Data entries:
● ● ● ●

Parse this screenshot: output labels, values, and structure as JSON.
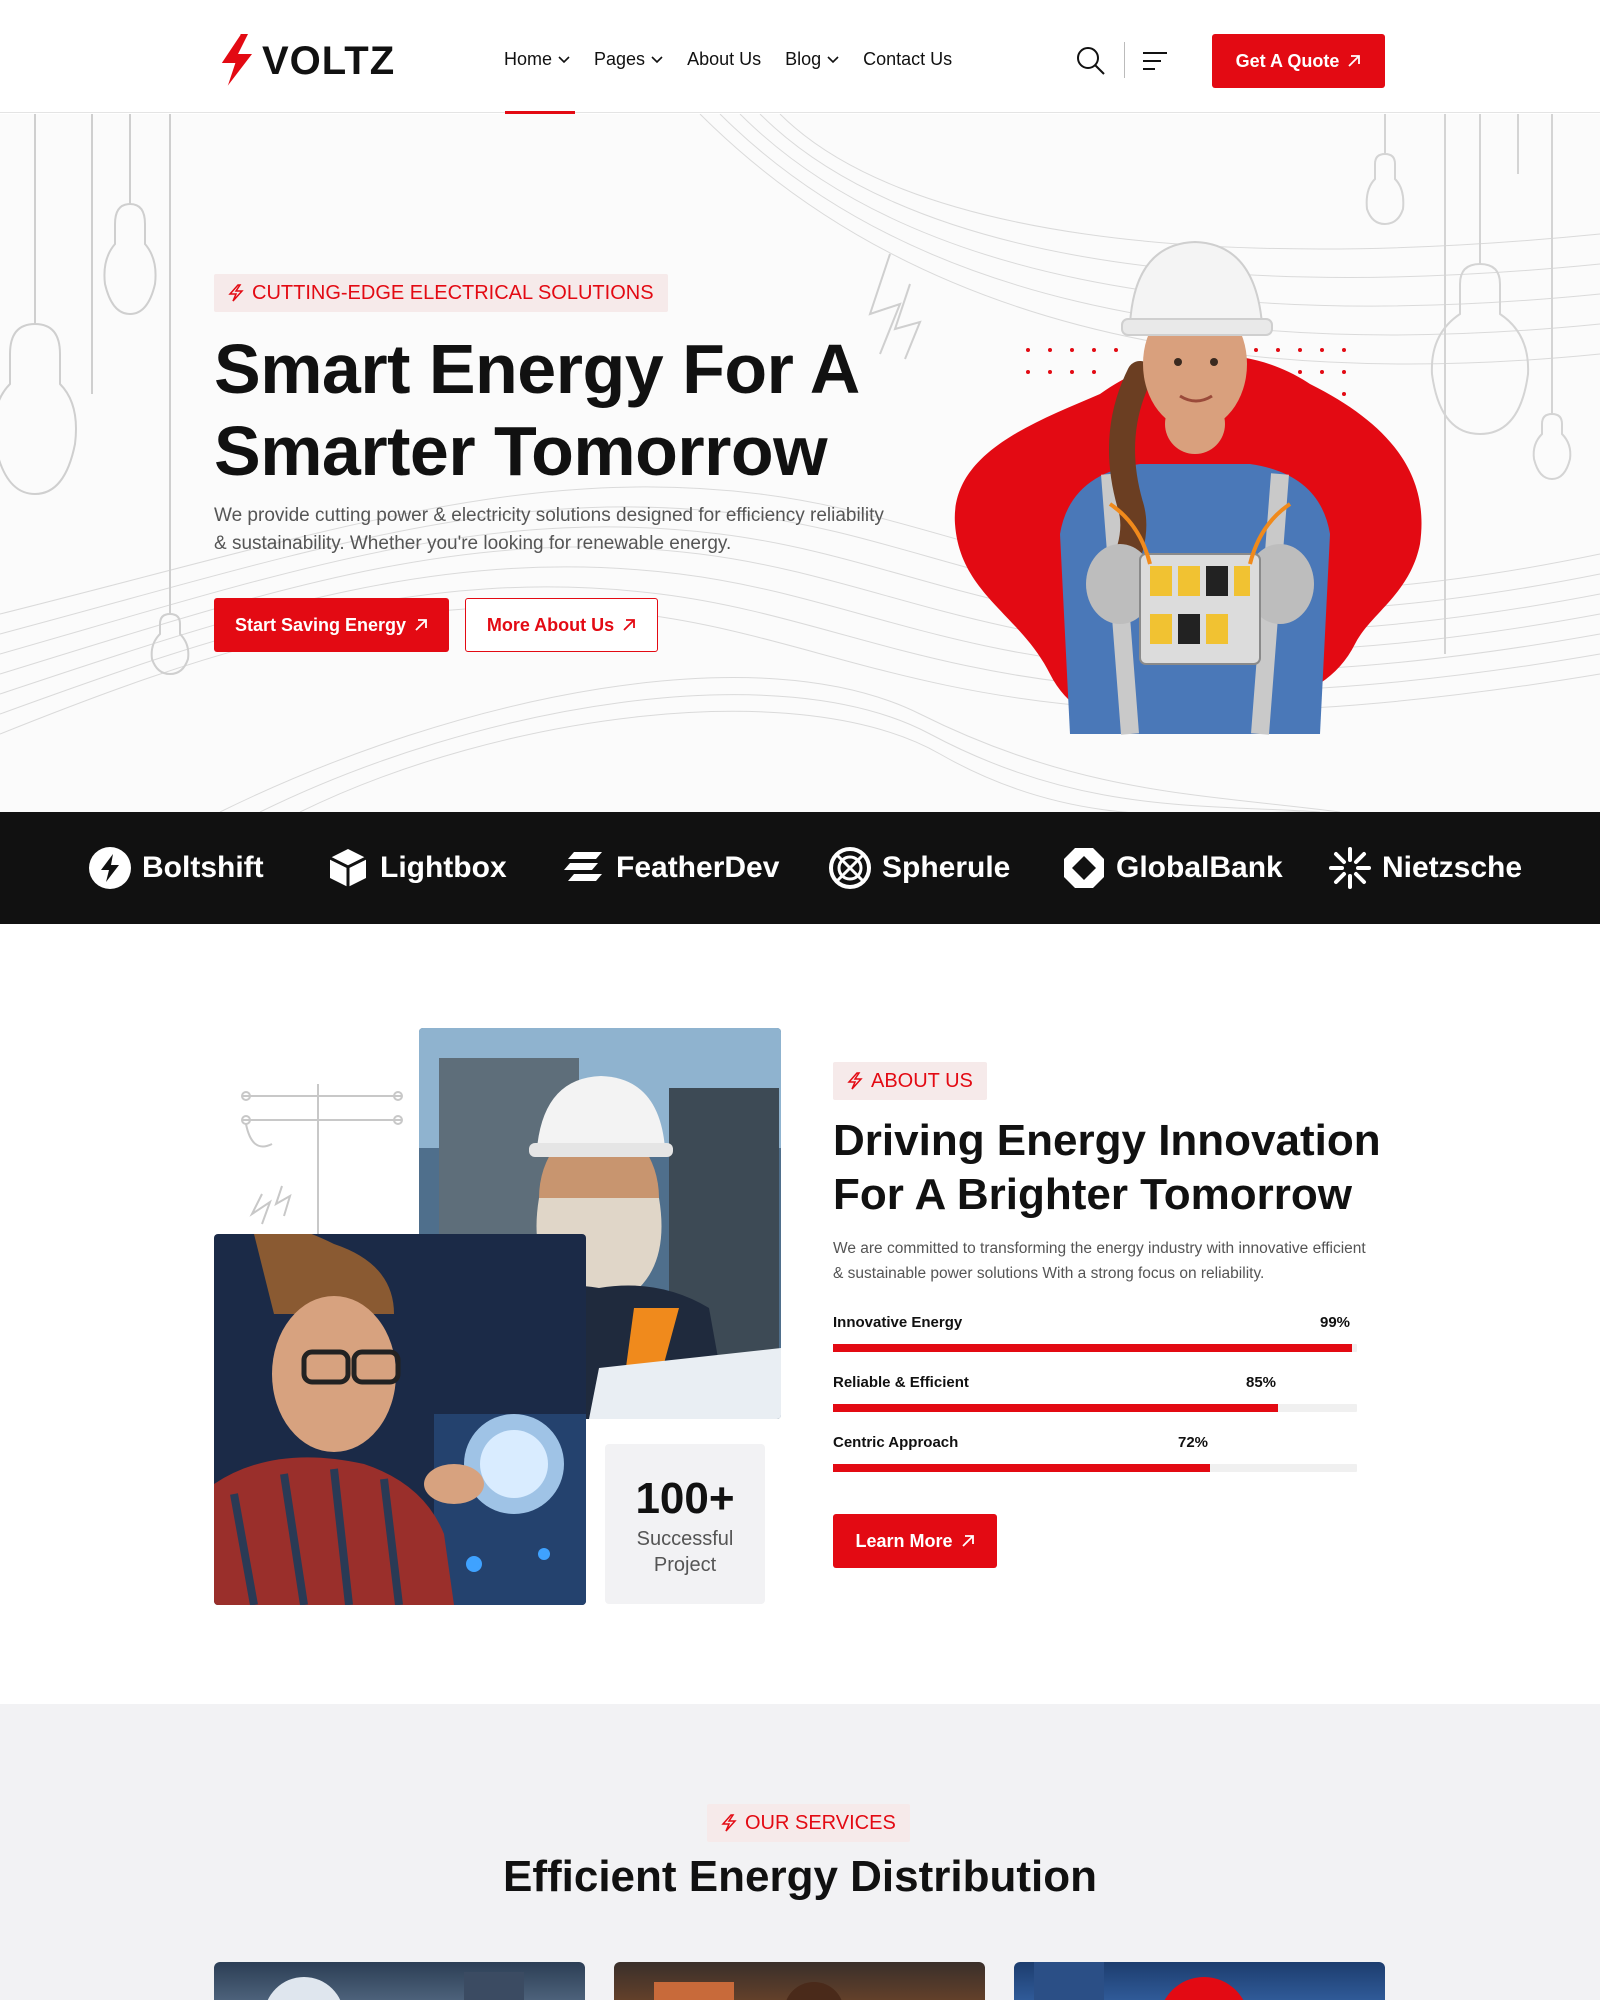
{
  "header": {
    "logo_text": "VOLTZ",
    "nav": [
      {
        "label": "Home",
        "has_dropdown": true,
        "active": true
      },
      {
        "label": "Pages",
        "has_dropdown": true
      },
      {
        "label": "About Us",
        "has_dropdown": false
      },
      {
        "label": "Blog",
        "has_dropdown": true
      },
      {
        "label": "Contact Us",
        "has_dropdown": false
      }
    ],
    "quote_button": "Get A Quote"
  },
  "hero": {
    "tag": "CUTTING-EDGE ELECTRICAL SOLUTIONS",
    "title_line1": "Smart Energy For A",
    "title_line2": "Smarter Tomorrow",
    "description": "We provide cutting power & electricity solutions designed for efficiency reliability & sustainability. Whether you're looking for renewable energy.",
    "primary_button": "Start Saving Energy",
    "secondary_button": "More About Us"
  },
  "brands": [
    "Boltshift",
    "Lightbox",
    "FeatherDev",
    "Spherule",
    "GlobalBank",
    "Nietzsche"
  ],
  "about": {
    "stat_number": "100+",
    "stat_label_line1": "Successful",
    "stat_label_line2": "Project",
    "tag": "ABOUT US",
    "title_line1": "Driving Energy Innovation",
    "title_line2": "For A Brighter Tomorrow",
    "description": "We are committed to transforming the energy industry with innovative efficient & sustainable power solutions With a strong focus on reliability.",
    "skills": [
      {
        "label": "Innovative Energy",
        "value": 99,
        "value_text": "99%"
      },
      {
        "label": "Reliable & Efficient",
        "value": 85,
        "value_text": "85%"
      },
      {
        "label": "Centric Approach",
        "value": 72,
        "value_text": "72%"
      }
    ],
    "button": "Learn More"
  },
  "services": {
    "tag": "OUR SERVICES",
    "title": "Efficient Energy Distribution"
  },
  "colors": {
    "accent": "#e30a13",
    "dark": "#111111",
    "tag_bg": "#f6eaea",
    "section_bg": "#f2f2f4"
  }
}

● ● ● ●

EXERCISE DIRECTIONS: Retype the entries word for word. Omit any images.

WORKED SOLUTION:
Parse this screenshot: output labels, values, and structure as JSON.
{
  "header": {
    "logo_text": "VOLTZ",
    "nav": [
      {
        "label": "Home",
        "has_dropdown": true,
        "active": true
      },
      {
        "label": "Pages",
        "has_dropdown": true
      },
      {
        "label": "About Us",
        "has_dropdown": false
      },
      {
        "label": "Blog",
        "has_dropdown": true
      },
      {
        "label": "Contact Us",
        "has_dropdown": false
      }
    ],
    "quote_button": "Get A Quote"
  },
  "hero": {
    "tag": "CUTTING-EDGE ELECTRICAL SOLUTIONS",
    "title_line1": "Smart Energy For A",
    "title_line2": "Smarter Tomorrow",
    "description": "We provide cutting power & electricity solutions designed for efficiency reliability & sustainability. Whether you're looking for renewable energy.",
    "primary_button": "Start Saving Energy",
    "secondary_button": "More About Us"
  },
  "brands": [
    "Boltshift",
    "Lightbox",
    "FeatherDev",
    "Spherule",
    "GlobalBank",
    "Nietzsche"
  ],
  "about": {
    "stat_number": "100+",
    "stat_label_line1": "Successful",
    "stat_label_line2": "Project",
    "tag": "ABOUT US",
    "title_line1": "Driving Energy Innovation",
    "title_line2": "For A Brighter Tomorrow",
    "description": "We are committed to transforming the energy industry with innovative efficient & sustainable power solutions With a strong focus on reliability.",
    "skills": [
      {
        "label": "Innovative Energy",
        "value": 99,
        "value_text": "99%"
      },
      {
        "label": "Reliable & Efficient",
        "value": 85,
        "value_text": "85%"
      },
      {
        "label": "Centric Approach",
        "value": 72,
        "value_text": "72%"
      }
    ],
    "button": "Learn More"
  },
  "services": {
    "tag": "OUR SERVICES",
    "title": "Efficient Energy Distribution"
  },
  "colors": {
    "accent": "#e30a13",
    "dark": "#111111",
    "tag_bg": "#f6eaea",
    "section_bg": "#f2f2f4"
  }
}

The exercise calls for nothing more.